Task statement: Identify each line below that contains the word "COVID", and copy it out.

Dataset excerpts:
/---

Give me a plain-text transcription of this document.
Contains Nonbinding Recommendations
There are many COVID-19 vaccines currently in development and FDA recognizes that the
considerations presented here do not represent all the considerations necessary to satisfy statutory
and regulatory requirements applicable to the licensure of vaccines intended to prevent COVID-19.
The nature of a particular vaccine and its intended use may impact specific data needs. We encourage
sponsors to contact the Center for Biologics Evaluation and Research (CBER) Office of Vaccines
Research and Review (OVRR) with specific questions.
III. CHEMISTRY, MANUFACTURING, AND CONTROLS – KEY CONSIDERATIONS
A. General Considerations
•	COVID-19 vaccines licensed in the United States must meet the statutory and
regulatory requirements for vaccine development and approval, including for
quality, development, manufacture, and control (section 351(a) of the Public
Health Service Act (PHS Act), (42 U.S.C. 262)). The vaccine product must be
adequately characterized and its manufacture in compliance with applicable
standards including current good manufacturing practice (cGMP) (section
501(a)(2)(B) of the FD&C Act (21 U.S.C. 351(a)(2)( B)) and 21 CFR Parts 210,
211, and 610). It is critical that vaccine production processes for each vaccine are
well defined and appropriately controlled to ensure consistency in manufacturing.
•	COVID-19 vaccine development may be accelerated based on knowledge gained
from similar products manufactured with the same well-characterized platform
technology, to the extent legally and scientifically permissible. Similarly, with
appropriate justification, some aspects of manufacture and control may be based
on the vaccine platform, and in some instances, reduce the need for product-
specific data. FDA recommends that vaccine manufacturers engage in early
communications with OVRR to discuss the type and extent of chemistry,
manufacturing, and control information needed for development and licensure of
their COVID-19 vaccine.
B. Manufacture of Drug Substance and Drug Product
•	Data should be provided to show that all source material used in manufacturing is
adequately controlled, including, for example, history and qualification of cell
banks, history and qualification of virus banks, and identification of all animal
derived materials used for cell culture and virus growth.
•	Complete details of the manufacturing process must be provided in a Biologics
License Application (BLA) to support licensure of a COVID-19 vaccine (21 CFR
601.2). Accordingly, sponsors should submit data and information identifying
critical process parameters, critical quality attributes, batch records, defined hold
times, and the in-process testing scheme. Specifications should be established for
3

\---

Output of the task:
There are many COVID-19 vaccines currently in development and FDA recognizes that the
and regulatory requirements applicable to the licensure of vaccines intended to prevent COVID-19.
•	COVID-19 vaccines licensed in the United States must meet the statutory and
•	COVID-19 vaccine development may be accelerated based on knowledge gained
their COVID-19 vaccine.
License Application (BLA) to support licensure of a COVID-19 vaccine (21 CFR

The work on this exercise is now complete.